_WHAT THE EXERCISE ASKS_
Figure out how many lines of the material below contain the word "CEREMONY". Answer with the number only.
══════════
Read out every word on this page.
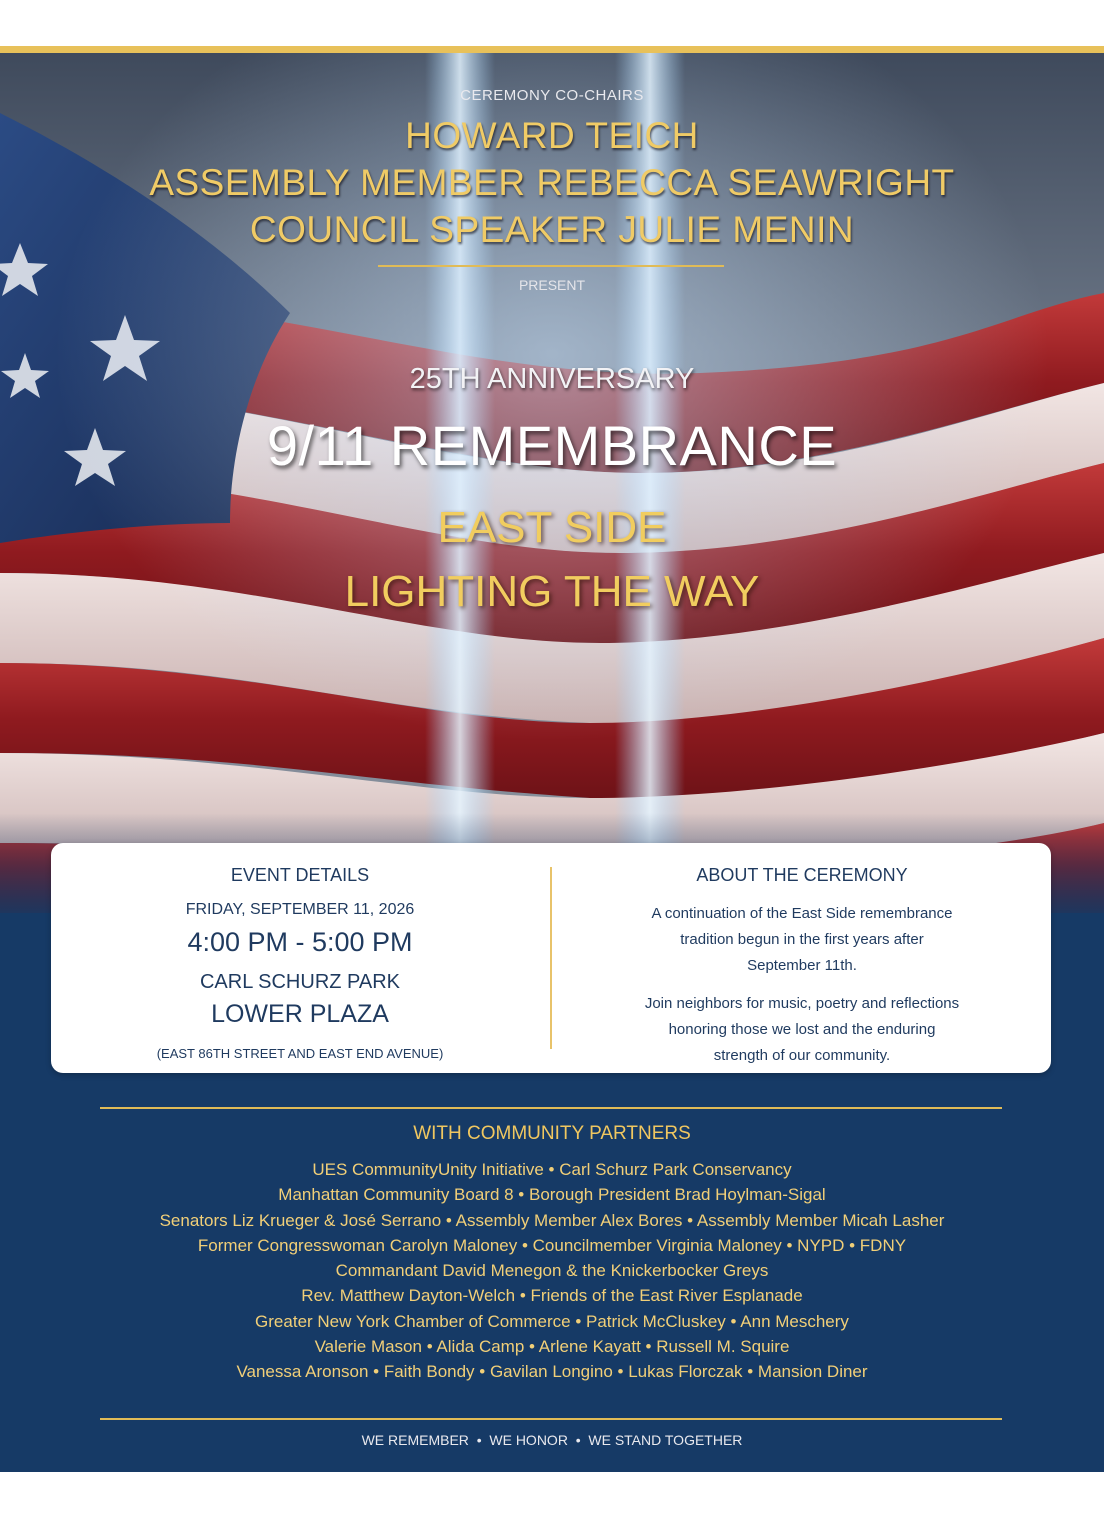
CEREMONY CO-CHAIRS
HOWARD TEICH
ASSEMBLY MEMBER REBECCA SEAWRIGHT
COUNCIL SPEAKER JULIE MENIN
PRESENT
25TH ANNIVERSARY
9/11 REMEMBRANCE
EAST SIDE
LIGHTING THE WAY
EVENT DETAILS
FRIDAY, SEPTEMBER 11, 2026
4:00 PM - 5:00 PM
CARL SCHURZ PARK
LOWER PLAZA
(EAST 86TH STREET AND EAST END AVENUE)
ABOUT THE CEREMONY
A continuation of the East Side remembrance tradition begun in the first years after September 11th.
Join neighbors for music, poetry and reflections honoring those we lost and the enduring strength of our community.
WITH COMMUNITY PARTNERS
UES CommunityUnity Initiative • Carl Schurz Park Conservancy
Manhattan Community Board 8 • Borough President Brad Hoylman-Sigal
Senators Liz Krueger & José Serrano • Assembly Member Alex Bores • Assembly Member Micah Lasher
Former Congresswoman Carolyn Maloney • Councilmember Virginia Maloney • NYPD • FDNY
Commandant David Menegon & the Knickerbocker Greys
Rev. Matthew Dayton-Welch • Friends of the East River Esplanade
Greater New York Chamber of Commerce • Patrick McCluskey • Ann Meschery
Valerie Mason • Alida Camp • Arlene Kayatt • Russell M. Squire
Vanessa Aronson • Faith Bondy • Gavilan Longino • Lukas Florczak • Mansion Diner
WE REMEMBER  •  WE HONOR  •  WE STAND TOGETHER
══════════
_TASK SOLUTION_
2